Entries from a dataset:
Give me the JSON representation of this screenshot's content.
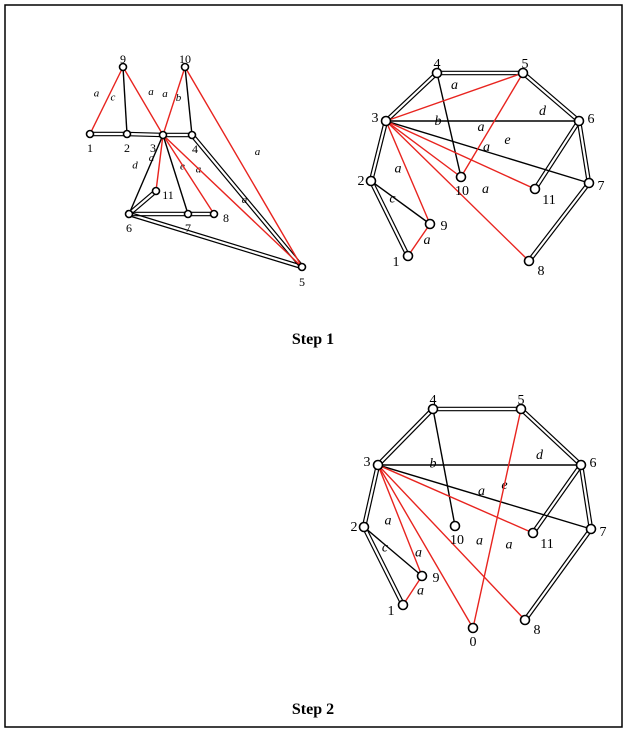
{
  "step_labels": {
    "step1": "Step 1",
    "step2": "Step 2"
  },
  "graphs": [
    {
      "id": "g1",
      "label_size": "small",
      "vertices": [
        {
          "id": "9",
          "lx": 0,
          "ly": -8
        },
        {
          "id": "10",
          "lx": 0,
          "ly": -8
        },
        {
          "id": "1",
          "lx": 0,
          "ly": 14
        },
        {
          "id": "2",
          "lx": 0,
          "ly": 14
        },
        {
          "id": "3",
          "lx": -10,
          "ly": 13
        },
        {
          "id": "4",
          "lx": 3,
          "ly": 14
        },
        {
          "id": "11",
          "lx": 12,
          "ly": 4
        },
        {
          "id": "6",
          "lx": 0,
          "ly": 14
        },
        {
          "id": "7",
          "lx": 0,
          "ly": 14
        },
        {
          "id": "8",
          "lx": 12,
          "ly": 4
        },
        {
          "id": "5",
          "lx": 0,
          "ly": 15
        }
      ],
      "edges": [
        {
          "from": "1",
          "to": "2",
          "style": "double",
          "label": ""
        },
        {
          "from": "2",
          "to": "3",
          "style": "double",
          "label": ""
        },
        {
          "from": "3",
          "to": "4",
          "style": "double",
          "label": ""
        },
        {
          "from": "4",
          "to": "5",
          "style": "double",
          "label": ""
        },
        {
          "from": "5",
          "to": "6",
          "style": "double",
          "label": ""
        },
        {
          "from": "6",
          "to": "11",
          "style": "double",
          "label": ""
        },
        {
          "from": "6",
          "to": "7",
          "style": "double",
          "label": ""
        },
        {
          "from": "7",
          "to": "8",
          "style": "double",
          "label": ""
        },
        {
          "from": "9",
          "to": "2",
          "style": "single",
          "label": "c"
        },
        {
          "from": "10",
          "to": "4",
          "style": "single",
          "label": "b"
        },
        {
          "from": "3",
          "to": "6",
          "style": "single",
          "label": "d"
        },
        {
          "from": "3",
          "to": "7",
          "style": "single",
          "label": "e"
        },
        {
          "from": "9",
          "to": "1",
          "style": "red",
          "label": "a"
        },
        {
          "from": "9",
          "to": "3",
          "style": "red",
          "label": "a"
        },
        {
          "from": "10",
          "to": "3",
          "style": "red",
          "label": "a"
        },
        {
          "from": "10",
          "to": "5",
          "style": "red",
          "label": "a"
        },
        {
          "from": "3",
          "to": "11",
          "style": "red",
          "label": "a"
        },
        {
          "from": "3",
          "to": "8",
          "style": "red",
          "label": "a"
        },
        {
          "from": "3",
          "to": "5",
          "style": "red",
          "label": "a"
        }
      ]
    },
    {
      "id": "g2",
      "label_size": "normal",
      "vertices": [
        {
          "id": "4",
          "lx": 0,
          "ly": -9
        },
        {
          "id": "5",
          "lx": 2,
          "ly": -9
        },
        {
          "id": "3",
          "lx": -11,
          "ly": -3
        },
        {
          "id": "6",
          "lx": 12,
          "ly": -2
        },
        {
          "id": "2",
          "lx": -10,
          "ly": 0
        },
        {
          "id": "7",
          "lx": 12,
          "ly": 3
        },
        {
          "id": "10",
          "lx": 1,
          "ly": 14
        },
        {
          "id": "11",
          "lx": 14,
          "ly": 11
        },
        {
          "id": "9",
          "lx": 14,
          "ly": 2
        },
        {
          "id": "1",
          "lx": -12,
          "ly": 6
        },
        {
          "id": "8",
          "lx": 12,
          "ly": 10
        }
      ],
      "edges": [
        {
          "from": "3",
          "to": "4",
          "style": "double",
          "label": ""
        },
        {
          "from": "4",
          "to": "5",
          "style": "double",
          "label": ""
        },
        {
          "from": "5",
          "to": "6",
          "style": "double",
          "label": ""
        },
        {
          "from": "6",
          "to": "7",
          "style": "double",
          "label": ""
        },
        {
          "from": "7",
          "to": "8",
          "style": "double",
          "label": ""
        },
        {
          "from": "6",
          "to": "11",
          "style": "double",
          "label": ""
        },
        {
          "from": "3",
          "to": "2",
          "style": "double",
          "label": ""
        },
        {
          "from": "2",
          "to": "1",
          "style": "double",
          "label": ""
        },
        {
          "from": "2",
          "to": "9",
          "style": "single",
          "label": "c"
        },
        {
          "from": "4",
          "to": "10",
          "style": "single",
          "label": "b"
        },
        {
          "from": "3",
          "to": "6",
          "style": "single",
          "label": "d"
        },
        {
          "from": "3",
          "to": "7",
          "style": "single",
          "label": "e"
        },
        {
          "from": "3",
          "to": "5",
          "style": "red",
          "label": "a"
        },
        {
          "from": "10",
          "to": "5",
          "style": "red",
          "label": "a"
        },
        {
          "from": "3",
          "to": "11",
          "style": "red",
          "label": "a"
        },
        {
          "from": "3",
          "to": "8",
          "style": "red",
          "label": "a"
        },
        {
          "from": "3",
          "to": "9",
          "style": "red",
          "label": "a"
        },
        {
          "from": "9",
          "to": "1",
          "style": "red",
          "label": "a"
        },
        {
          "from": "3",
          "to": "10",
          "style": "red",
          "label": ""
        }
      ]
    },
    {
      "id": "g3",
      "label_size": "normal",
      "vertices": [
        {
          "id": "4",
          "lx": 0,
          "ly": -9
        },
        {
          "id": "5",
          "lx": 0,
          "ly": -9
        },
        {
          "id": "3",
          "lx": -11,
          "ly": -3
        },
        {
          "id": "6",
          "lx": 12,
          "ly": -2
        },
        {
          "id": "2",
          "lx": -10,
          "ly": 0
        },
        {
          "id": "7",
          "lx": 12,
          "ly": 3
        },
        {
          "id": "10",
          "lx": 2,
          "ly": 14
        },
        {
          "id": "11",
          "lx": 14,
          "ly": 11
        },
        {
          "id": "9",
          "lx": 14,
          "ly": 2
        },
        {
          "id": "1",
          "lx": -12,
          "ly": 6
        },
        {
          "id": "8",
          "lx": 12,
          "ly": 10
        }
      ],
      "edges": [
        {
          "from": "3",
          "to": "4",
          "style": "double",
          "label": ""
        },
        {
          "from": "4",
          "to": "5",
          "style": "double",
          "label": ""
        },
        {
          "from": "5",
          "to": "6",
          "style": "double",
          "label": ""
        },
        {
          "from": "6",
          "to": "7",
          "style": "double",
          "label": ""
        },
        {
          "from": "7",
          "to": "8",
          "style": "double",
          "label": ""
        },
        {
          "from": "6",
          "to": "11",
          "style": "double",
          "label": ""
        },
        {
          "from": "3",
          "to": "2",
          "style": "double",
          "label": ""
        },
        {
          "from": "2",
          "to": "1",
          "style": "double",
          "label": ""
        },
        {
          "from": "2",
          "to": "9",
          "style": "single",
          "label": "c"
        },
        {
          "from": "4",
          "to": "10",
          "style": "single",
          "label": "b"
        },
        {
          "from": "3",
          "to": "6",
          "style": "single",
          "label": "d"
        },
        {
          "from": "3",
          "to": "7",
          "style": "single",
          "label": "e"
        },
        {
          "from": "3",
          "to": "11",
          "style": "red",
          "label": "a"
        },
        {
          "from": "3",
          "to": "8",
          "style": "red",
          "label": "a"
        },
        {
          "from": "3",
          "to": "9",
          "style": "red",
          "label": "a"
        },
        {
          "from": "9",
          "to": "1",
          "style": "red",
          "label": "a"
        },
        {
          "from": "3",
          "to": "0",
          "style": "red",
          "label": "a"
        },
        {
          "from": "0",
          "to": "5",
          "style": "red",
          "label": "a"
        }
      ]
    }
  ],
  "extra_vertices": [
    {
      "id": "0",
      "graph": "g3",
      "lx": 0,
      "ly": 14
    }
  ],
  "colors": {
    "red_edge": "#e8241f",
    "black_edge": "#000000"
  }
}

# TO BE DONE:
Without the pictures, repeat the listing above exactly.

# TASK SOLUTION:
Give me the JSON representation of this screenshot's content.
{
  "step_labels": {
    "step1": "Step 1",
    "step2": "Step 2"
  },
  "graphs": [
    {
      "id": "g1",
      "label_size": "small",
      "vertices": [
        {
          "id": "9",
          "lx": 0,
          "ly": -8
        },
        {
          "id": "10",
          "lx": 0,
          "ly": -8
        },
        {
          "id": "1",
          "lx": 0,
          "ly": 14
        },
        {
          "id": "2",
          "lx": 0,
          "ly": 14
        },
        {
          "id": "3",
          "lx": -10,
          "ly": 13
        },
        {
          "id": "4",
          "lx": 3,
          "ly": 14
        },
        {
          "id": "11",
          "lx": 12,
          "ly": 4
        },
        {
          "id": "6",
          "lx": 0,
          "ly": 14
        },
        {
          "id": "7",
          "lx": 0,
          "ly": 14
        },
        {
          "id": "8",
          "lx": 12,
          "ly": 4
        },
        {
          "id": "5",
          "lx": 0,
          "ly": 15
        }
      ],
      "edges": [
        {
          "from": "1",
          "to": "2",
          "style": "double",
          "label": ""
        },
        {
          "from": "2",
          "to": "3",
          "style": "double",
          "label": ""
        },
        {
          "from": "3",
          "to": "4",
          "style": "double",
          "label": ""
        },
        {
          "from": "4",
          "to": "5",
          "style": "double",
          "label": ""
        },
        {
          "from": "5",
          "to": "6",
          "style": "double",
          "label": ""
        },
        {
          "from": "6",
          "to": "11",
          "style": "double",
          "label": ""
        },
        {
          "from": "6",
          "to": "7",
          "style": "double",
          "label": ""
        },
        {
          "from": "7",
          "to": "8",
          "style": "double",
          "label": ""
        },
        {
          "from": "9",
          "to": "2",
          "style": "single",
          "label": "c"
        },
        {
          "from": "10",
          "to": "4",
          "style": "single",
          "label": "b"
        },
        {
          "from": "3",
          "to": "6",
          "style": "single",
          "label": "d"
        },
        {
          "from": "3",
          "to": "7",
          "style": "single",
          "label": "e"
        },
        {
          "from": "9",
          "to": "1",
          "style": "red",
          "label": "a"
        },
        {
          "from": "9",
          "to": "3",
          "style": "red",
          "label": "a"
        },
        {
          "from": "10",
          "to": "3",
          "style": "red",
          "label": "a"
        },
        {
          "from": "10",
          "to": "5",
          "style": "red",
          "label": "a"
        },
        {
          "from": "3",
          "to": "11",
          "style": "red",
          "label": "a"
        },
        {
          "from": "3",
          "to": "8",
          "style": "red",
          "label": "a"
        },
        {
          "from": "3",
          "to": "5",
          "style": "red",
          "label": "a"
        }
      ]
    },
    {
      "id": "g2",
      "label_size": "normal",
      "vertices": [
        {
          "id": "4",
          "lx": 0,
          "ly": -9
        },
        {
          "id": "5",
          "lx": 2,
          "ly": -9
        },
        {
          "id": "3",
          "lx": -11,
          "ly": -3
        },
        {
          "id": "6",
          "lx": 12,
          "ly": -2
        },
        {
          "id": "2",
          "lx": -10,
          "ly": 0
        },
        {
          "id": "7",
          "lx": 12,
          "ly": 3
        },
        {
          "id": "10",
          "lx": 1,
          "ly": 14
        },
        {
          "id": "11",
          "lx": 14,
          "ly": 11
        },
        {
          "id": "9",
          "lx": 14,
          "ly": 2
        },
        {
          "id": "1",
          "lx": -12,
          "ly": 6
        },
        {
          "id": "8",
          "lx": 12,
          "ly": 10
        }
      ],
      "edges": [
        {
          "from": "3",
          "to": "4",
          "style": "double",
          "label": ""
        },
        {
          "from": "4",
          "to": "5",
          "style": "double",
          "label": ""
        },
        {
          "from": "5",
          "to": "6",
          "style": "double",
          "label": ""
        },
        {
          "from": "6",
          "to": "7",
          "style": "double",
          "label": ""
        },
        {
          "from": "7",
          "to": "8",
          "style": "double",
          "label": ""
        },
        {
          "from": "6",
          "to": "11",
          "style": "double",
          "label": ""
        },
        {
          "from": "3",
          "to": "2",
          "style": "double",
          "label": ""
        },
        {
          "from": "2",
          "to": "1",
          "style": "double",
          "label": ""
        },
        {
          "from": "2",
          "to": "9",
          "style": "single",
          "label": "c"
        },
        {
          "from": "4",
          "to": "10",
          "style": "single",
          "label": "b"
        },
        {
          "from": "3",
          "to": "6",
          "style": "single",
          "label": "d"
        },
        {
          "from": "3",
          "to": "7",
          "style": "single",
          "label": "e"
        },
        {
          "from": "3",
          "to": "5",
          "style": "red",
          "label": "a"
        },
        {
          "from": "10",
          "to": "5",
          "style": "red",
          "label": "a"
        },
        {
          "from": "3",
          "to": "11",
          "style": "red",
          "label": "a"
        },
        {
          "from": "3",
          "to": "8",
          "style": "red",
          "label": "a"
        },
        {
          "from": "3",
          "to": "9",
          "style": "red",
          "label": "a"
        },
        {
          "from": "9",
          "to": "1",
          "style": "red",
          "label": "a"
        },
        {
          "from": "3",
          "to": "10",
          "style": "red",
          "label": ""
        }
      ]
    },
    {
      "id": "g3",
      "label_size": "normal",
      "vertices": [
        {
          "id": "4",
          "lx": 0,
          "ly": -9
        },
        {
          "id": "5",
          "lx": 0,
          "ly": -9
        },
        {
          "id": "3",
          "lx": -11,
          "ly": -3
        },
        {
          "id": "6",
          "lx": 12,
          "ly": -2
        },
        {
          "id": "2",
          "lx": -10,
          "ly": 0
        },
        {
          "id": "7",
          "lx": 12,
          "ly": 3
        },
        {
          "id": "10",
          "lx": 2,
          "ly": 14
        },
        {
          "id": "11",
          "lx": 14,
          "ly": 11
        },
        {
          "id": "9",
          "lx": 14,
          "ly": 2
        },
        {
          "id": "1",
          "lx": -12,
          "ly": 6
        },
        {
          "id": "8",
          "lx": 12,
          "ly": 10
        }
      ],
      "edges": [
        {
          "from": "3",
          "to": "4",
          "style": "double",
          "label": ""
        },
        {
          "from": "4",
          "to": "5",
          "style": "double",
          "label": ""
        },
        {
          "from": "5",
          "to": "6",
          "style": "double",
          "label": ""
        },
        {
          "from": "6",
          "to": "7",
          "style": "double",
          "label": ""
        },
        {
          "from": "7",
          "to": "8",
          "style": "double",
          "label": ""
        },
        {
          "from": "6",
          "to": "11",
          "style": "double",
          "label": ""
        },
        {
          "from": "3",
          "to": "2",
          "style": "double",
          "label": ""
        },
        {
          "from": "2",
          "to": "1",
          "style": "double",
          "label": ""
        },
        {
          "from": "2",
          "to": "9",
          "style": "single",
          "label": "c"
        },
        {
          "from": "4",
          "to": "10",
          "style": "single",
          "label": "b"
        },
        {
          "from": "3",
          "to": "6",
          "style": "single",
          "label": "d"
        },
        {
          "from": "3",
          "to": "7",
          "style": "single",
          "label": "e"
        },
        {
          "from": "3",
          "to": "11",
          "style": "red",
          "label": "a"
        },
        {
          "from": "3",
          "to": "8",
          "style": "red",
          "label": "a"
        },
        {
          "from": "3",
          "to": "9",
          "style": "red",
          "label": "a"
        },
        {
          "from": "9",
          "to": "1",
          "style": "red",
          "label": "a"
        },
        {
          "from": "3",
          "to": "0",
          "style": "red",
          "label": "a"
        },
        {
          "from": "0",
          "to": "5",
          "style": "red",
          "label": "a"
        }
      ]
    }
  ],
  "extra_vertices": [
    {
      "id": "0",
      "graph": "g3",
      "lx": 0,
      "ly": 14
    }
  ],
  "colors": {
    "red_edge": "#e8241f",
    "black_edge": "#000000"
  }
}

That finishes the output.